START

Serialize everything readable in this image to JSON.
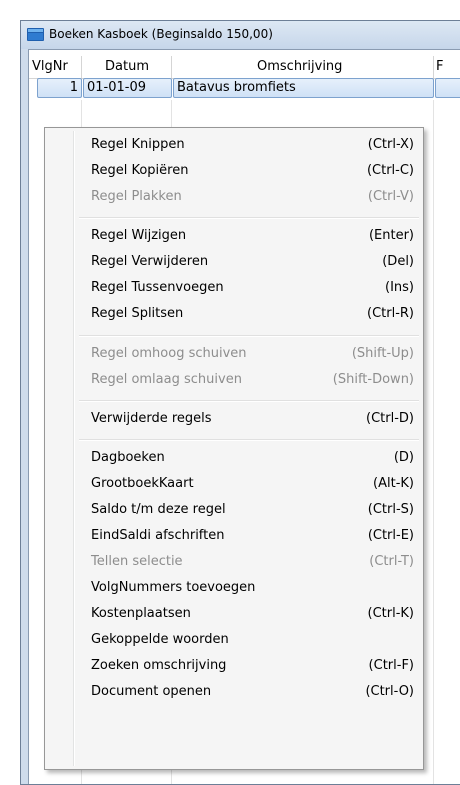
{
  "window": {
    "title": "Boeken Kasboek (Beginsaldo 150,00)"
  },
  "grid": {
    "columns": [
      "VlgNr",
      "Datum",
      "Omschrijving",
      "F"
    ],
    "row": {
      "nr": "1",
      "datum": "01-01-09",
      "omschrijving": "Batavus bromfiets"
    }
  },
  "menu": {
    "items": [
      {
        "label": "Regel Knippen",
        "shortcut": "(Ctrl-X)",
        "enabled": true
      },
      {
        "label": "Regel Kopiëren",
        "shortcut": "(Ctrl-C)",
        "enabled": true
      },
      {
        "label": "Regel Plakken",
        "shortcut": "(Ctrl-V)",
        "enabled": false
      },
      {
        "label": "Regel Wijzigen",
        "shortcut": "(Enter)",
        "enabled": true
      },
      {
        "label": "Regel Verwijderen",
        "shortcut": "(Del)",
        "enabled": true
      },
      {
        "label": "Regel Tussenvoegen",
        "shortcut": "(Ins)",
        "enabled": true
      },
      {
        "label": "Regel Splitsen",
        "shortcut": "(Ctrl-R)",
        "enabled": true
      },
      {
        "label": "Regel omhoog schuiven",
        "shortcut": "(Shift-Up)",
        "enabled": false
      },
      {
        "label": "Regel omlaag schuiven",
        "shortcut": "(Shift-Down)",
        "enabled": false
      },
      {
        "label": "Verwijderde regels",
        "shortcut": "(Ctrl-D)",
        "enabled": true
      },
      {
        "label": "Dagboeken",
        "shortcut": "(D)",
        "enabled": true
      },
      {
        "label": "GrootboekKaart",
        "shortcut": "(Alt-K)",
        "enabled": true
      },
      {
        "label": "Saldo t/m deze regel",
        "shortcut": "(Ctrl-S)",
        "enabled": true
      },
      {
        "label": "EindSaldi afschriften",
        "shortcut": "(Ctrl-E)",
        "enabled": true
      },
      {
        "label": "Tellen selectie",
        "shortcut": "(Ctrl-T)",
        "enabled": false
      },
      {
        "label": "VolgNummers toevoegen",
        "shortcut": "",
        "enabled": true
      },
      {
        "label": "Kostenplaatsen",
        "shortcut": "(Ctrl-K)",
        "enabled": true
      },
      {
        "label": "Gekoppelde woorden",
        "shortcut": "",
        "enabled": true
      },
      {
        "label": "Zoeken omschrijving",
        "shortcut": "(Ctrl-F)",
        "enabled": true
      },
      {
        "label": "Document openen",
        "shortcut": "(Ctrl-O)",
        "enabled": true
      }
    ]
  }
}
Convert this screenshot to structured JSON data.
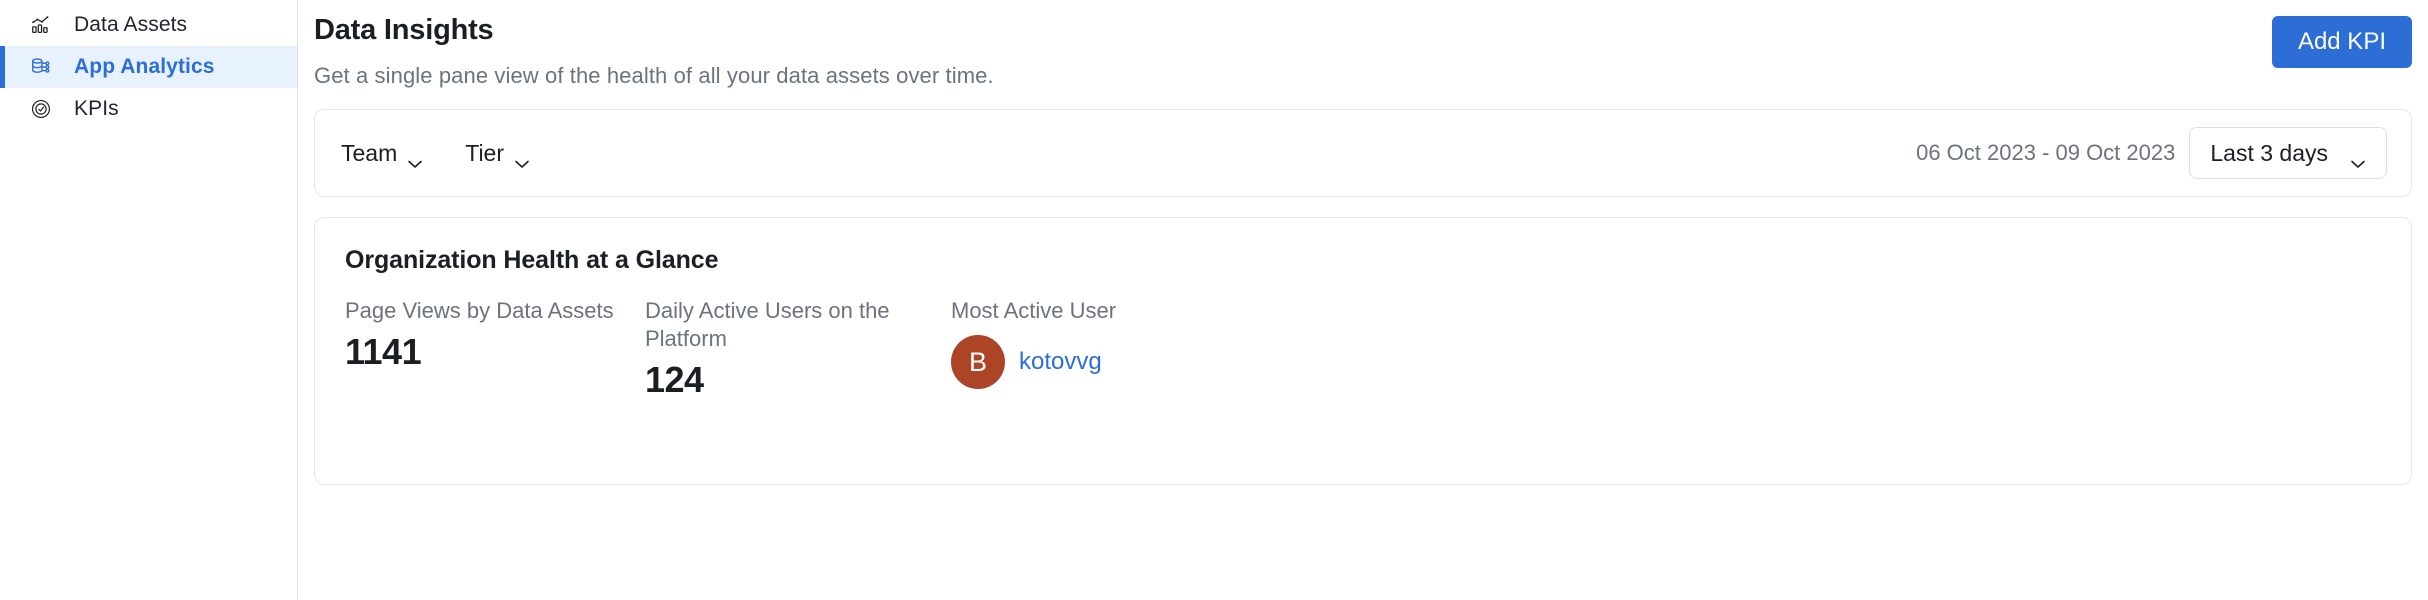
{
  "sidebar": {
    "items": [
      {
        "label": "Data Assets",
        "icon": "chart-bars-icon",
        "active": false
      },
      {
        "label": "App Analytics",
        "icon": "database-network-icon",
        "active": true
      },
      {
        "label": "KPIs",
        "icon": "target-check-icon",
        "active": false
      }
    ]
  },
  "header": {
    "title": "Data Insights",
    "subtitle": "Get a single pane view of the health of all your data assets over time.",
    "add_kpi_label": "Add KPI"
  },
  "filters": {
    "team_label": "Team",
    "tier_label": "Tier",
    "date_range": "06 Oct 2023 - 09 Oct 2023",
    "range_selected": "Last 3 days"
  },
  "glance": {
    "title": "Organization Health at a Glance",
    "metrics": [
      {
        "label": "Page Views by Data Assets",
        "value": "1141"
      },
      {
        "label": "Daily Active Users on the Platform",
        "value": "124"
      }
    ],
    "most_active_user": {
      "label": "Most Active User",
      "avatar_initial": "B",
      "avatar_color": "#ac4425",
      "username": "kotovvg"
    }
  },
  "colors": {
    "accent": "#2c6ed5",
    "active_nav_bg": "#e8f2fe",
    "muted_text": "#6b7280",
    "card_border": "#e4e7ec"
  }
}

END

> **To do**
Reproduce the material word for word. Any pictures should be left out of the copy.

> **Solution**
Serialize everything readable in this image to JSON.
{
  "window": {
    "title": "Boeken Kasboek (Beginsaldo 150,00)"
  },
  "grid": {
    "columns": [
      "VlgNr",
      "Datum",
      "Omschrijving",
      "F"
    ],
    "row": {
      "nr": "1",
      "datum": "01-01-09",
      "omschrijving": "Batavus bromfiets"
    }
  },
  "menu": {
    "items": [
      {
        "label": "Regel Knippen",
        "shortcut": "(Ctrl-X)",
        "enabled": true
      },
      {
        "label": "Regel Kopiëren",
        "shortcut": "(Ctrl-C)",
        "enabled": true
      },
      {
        "label": "Regel Plakken",
        "shortcut": "(Ctrl-V)",
        "enabled": false
      },
      {
        "label": "Regel Wijzigen",
        "shortcut": "(Enter)",
        "enabled": true
      },
      {
        "label": "Regel Verwijderen",
        "shortcut": "(Del)",
        "enabled": true
      },
      {
        "label": "Regel Tussenvoegen",
        "shortcut": "(Ins)",
        "enabled": true
      },
      {
        "label": "Regel Splitsen",
        "shortcut": "(Ctrl-R)",
        "enabled": true
      },
      {
        "label": "Regel omhoog schuiven",
        "shortcut": "(Shift-Up)",
        "enabled": false
      },
      {
        "label": "Regel omlaag schuiven",
        "shortcut": "(Shift-Down)",
        "enabled": false
      },
      {
        "label": "Verwijderde regels",
        "shortcut": "(Ctrl-D)",
        "enabled": true
      },
      {
        "label": "Dagboeken",
        "shortcut": "(D)",
        "enabled": true
      },
      {
        "label": "GrootboekKaart",
        "shortcut": "(Alt-K)",
        "enabled": true
      },
      {
        "label": "Saldo t/m deze regel",
        "shortcut": "(Ctrl-S)",
        "enabled": true
      },
      {
        "label": "EindSaldi afschriften",
        "shortcut": "(Ctrl-E)",
        "enabled": true
      },
      {
        "label": "Tellen selectie",
        "shortcut": "(Ctrl-T)",
        "enabled": false
      },
      {
        "label": "VolgNummers toevoegen",
        "shortcut": "",
        "enabled": true
      },
      {
        "label": "Kostenplaatsen",
        "shortcut": "(Ctrl-K)",
        "enabled": true
      },
      {
        "label": "Gekoppelde woorden",
        "shortcut": "",
        "enabled": true
      },
      {
        "label": "Zoeken omschrijving",
        "shortcut": "(Ctrl-F)",
        "enabled": true
      },
      {
        "label": "Document openen",
        "shortcut": "(Ctrl-O)",
        "enabled": true
      }
    ]
  }
}
Convert this screenshot to structured JSON data.
{
  "sidebar": {
    "items": [
      {
        "label": "Data Assets",
        "icon": "chart-bars-icon",
        "active": false
      },
      {
        "label": "App Analytics",
        "icon": "database-network-icon",
        "active": true
      },
      {
        "label": "KPIs",
        "icon": "target-check-icon",
        "active": false
      }
    ]
  },
  "header": {
    "title": "Data Insights",
    "subtitle": "Get a single pane view of the health of all your data assets over time.",
    "add_kpi_label": "Add KPI"
  },
  "filters": {
    "team_label": "Team",
    "tier_label": "Tier",
    "date_range": "06 Oct 2023 - 09 Oct 2023",
    "range_selected": "Last 3 days"
  },
  "glance": {
    "title": "Organization Health at a Glance",
    "metrics": [
      {
        "label": "Page Views by Data Assets",
        "value": "1141"
      },
      {
        "label": "Daily Active Users on the Platform",
        "value": "124"
      }
    ],
    "most_active_user": {
      "label": "Most Active User",
      "avatar_initial": "B",
      "avatar_color": "#ac4425",
      "username": "kotovvg"
    }
  },
  "colors": {
    "accent": "#2c6ed5",
    "active_nav_bg": "#e8f2fe",
    "muted_text": "#6b7280",
    "card_border": "#e4e7ec"
  }
}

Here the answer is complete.